* [Problem to work on] Wherever the string "Citronellol" shows up in the records below, return that line.

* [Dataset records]
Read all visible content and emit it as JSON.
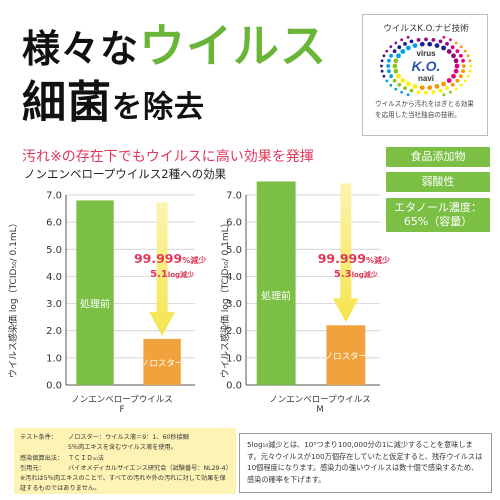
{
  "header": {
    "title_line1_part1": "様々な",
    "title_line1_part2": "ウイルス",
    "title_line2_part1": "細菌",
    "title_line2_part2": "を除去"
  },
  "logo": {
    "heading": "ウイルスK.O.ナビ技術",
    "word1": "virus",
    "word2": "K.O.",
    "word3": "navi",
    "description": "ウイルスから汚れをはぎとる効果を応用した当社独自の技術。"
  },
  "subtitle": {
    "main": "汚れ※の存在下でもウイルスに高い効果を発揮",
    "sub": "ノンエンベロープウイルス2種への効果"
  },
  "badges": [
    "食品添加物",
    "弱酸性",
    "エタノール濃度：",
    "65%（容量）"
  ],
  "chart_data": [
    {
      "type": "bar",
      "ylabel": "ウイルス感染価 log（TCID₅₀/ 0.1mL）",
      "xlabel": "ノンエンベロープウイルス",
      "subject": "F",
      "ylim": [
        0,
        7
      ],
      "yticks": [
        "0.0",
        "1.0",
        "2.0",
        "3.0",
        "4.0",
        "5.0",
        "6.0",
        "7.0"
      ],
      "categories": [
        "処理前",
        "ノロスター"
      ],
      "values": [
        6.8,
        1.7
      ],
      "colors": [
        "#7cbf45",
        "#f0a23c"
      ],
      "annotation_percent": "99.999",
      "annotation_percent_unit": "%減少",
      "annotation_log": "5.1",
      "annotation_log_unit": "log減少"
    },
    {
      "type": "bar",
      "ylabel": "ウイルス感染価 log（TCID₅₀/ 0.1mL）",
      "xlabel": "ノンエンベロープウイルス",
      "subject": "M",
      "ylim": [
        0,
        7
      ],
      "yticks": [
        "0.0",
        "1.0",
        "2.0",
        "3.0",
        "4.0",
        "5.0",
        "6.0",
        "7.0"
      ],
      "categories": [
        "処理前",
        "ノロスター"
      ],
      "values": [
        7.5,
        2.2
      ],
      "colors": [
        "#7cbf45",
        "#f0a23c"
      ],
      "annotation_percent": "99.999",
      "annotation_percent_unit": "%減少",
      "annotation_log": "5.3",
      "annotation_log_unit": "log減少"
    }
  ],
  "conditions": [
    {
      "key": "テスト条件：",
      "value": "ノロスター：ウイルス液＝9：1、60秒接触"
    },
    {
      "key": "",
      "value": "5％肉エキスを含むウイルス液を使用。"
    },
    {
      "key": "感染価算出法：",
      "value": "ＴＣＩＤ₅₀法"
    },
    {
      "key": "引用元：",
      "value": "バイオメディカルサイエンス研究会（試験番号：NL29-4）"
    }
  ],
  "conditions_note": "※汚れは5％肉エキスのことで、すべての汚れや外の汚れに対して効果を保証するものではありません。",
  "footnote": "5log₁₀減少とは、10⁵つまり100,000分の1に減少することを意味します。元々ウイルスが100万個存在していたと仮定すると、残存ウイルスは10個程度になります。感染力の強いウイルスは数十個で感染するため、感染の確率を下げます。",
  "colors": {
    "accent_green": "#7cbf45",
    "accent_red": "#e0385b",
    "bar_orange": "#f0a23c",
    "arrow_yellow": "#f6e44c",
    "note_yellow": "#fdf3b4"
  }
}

---

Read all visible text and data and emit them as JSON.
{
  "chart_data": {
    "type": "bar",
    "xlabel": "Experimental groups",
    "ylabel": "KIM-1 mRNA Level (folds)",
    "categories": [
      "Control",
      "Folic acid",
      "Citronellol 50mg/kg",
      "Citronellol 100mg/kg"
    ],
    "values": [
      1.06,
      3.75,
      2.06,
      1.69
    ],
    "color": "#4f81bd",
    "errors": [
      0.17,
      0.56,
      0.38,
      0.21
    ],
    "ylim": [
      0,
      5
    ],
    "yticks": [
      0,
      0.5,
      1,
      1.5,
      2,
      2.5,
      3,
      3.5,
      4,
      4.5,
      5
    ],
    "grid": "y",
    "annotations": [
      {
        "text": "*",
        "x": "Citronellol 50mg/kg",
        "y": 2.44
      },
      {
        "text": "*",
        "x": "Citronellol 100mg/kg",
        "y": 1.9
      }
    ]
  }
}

---

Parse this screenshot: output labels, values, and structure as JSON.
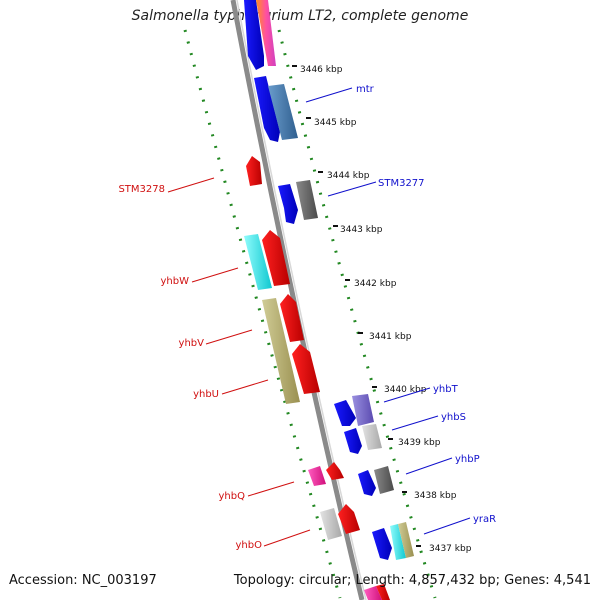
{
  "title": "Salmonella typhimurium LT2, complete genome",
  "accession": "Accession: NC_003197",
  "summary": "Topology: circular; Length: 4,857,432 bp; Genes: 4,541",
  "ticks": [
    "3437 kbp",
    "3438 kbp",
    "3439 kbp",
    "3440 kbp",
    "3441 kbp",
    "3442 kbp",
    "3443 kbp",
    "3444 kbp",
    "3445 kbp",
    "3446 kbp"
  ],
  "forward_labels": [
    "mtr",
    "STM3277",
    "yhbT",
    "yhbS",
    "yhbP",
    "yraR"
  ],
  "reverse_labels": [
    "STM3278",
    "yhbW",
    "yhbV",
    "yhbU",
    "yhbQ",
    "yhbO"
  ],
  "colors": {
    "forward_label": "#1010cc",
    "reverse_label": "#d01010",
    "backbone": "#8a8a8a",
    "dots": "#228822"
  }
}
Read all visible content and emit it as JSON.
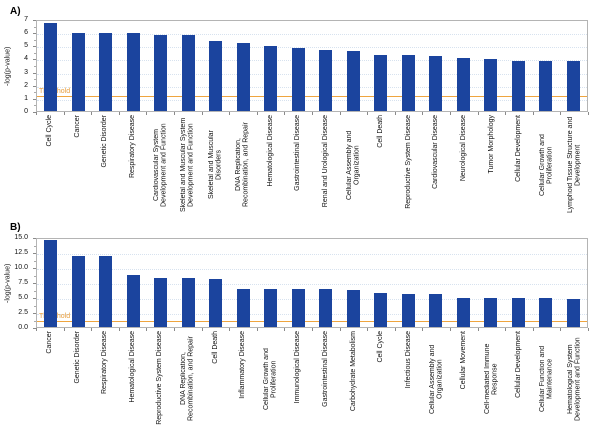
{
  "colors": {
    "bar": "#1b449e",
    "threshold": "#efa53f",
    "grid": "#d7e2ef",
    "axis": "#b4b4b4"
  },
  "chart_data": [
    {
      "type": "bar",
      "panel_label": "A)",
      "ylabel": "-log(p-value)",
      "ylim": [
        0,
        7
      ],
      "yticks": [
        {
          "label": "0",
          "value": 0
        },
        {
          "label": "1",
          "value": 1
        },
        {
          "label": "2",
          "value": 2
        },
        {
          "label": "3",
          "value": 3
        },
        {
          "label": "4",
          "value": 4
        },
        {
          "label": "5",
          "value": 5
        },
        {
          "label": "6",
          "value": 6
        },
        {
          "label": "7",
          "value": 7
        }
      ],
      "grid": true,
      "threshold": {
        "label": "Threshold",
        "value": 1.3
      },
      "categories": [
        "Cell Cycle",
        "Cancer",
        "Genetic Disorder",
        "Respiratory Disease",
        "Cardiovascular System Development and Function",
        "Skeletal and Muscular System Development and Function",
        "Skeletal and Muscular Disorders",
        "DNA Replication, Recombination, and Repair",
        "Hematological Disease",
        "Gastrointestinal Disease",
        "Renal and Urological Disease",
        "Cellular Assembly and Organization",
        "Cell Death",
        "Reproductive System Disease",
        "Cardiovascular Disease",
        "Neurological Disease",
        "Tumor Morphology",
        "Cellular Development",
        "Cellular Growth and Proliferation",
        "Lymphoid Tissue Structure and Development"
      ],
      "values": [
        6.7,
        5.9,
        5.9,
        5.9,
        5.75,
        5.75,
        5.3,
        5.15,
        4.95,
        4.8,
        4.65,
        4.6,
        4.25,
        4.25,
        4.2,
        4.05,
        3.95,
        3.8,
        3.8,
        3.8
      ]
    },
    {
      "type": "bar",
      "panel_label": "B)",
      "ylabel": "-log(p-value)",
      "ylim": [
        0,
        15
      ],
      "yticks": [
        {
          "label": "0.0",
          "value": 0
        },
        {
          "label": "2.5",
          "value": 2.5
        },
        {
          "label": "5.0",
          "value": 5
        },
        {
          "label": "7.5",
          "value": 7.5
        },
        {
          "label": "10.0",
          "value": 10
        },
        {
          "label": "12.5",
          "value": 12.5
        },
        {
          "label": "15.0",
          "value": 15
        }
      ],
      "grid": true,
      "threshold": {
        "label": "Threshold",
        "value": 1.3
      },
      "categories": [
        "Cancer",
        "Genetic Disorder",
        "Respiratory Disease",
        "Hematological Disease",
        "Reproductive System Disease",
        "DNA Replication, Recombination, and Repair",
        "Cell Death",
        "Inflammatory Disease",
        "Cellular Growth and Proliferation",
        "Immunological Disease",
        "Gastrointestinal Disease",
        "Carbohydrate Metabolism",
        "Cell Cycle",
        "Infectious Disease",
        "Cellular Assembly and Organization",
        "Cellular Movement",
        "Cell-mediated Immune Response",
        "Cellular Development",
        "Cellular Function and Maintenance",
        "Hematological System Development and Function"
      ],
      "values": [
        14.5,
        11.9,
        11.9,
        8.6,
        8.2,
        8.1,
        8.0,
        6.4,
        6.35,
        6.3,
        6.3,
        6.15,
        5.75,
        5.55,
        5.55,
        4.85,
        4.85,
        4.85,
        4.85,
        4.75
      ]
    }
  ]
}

* [Response to the exercise]
      "Citronellol 50mg/kg",
      "Citronellol 100mg/kg"
        "x": "Citronellol 50mg/kg",
        "x": "Citronellol 100mg/kg",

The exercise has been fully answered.